** start MATERIAL PROVIDED **
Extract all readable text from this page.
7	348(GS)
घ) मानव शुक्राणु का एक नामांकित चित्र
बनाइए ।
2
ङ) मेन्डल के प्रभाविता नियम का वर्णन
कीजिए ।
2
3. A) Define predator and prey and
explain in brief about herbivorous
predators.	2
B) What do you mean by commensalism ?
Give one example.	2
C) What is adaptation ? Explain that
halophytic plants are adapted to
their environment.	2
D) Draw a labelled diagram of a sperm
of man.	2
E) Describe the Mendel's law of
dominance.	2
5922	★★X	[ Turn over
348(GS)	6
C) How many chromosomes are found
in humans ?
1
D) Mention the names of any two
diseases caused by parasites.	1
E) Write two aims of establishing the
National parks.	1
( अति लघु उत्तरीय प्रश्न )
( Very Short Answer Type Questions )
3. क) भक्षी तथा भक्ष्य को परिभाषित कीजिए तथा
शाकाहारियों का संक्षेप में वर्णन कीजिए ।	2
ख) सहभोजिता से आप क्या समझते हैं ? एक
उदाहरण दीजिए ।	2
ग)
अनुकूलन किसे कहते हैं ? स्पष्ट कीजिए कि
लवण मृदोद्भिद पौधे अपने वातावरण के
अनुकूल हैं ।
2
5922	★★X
** end MATERIAL PROVIDED **
» **GIVEN REQUEST**: Search the data above for the word "What", then gather each line in which it appears.

» **THE REPLY**:
B) What do you mean by commensalism ?
C) What is adaptation ? Explain that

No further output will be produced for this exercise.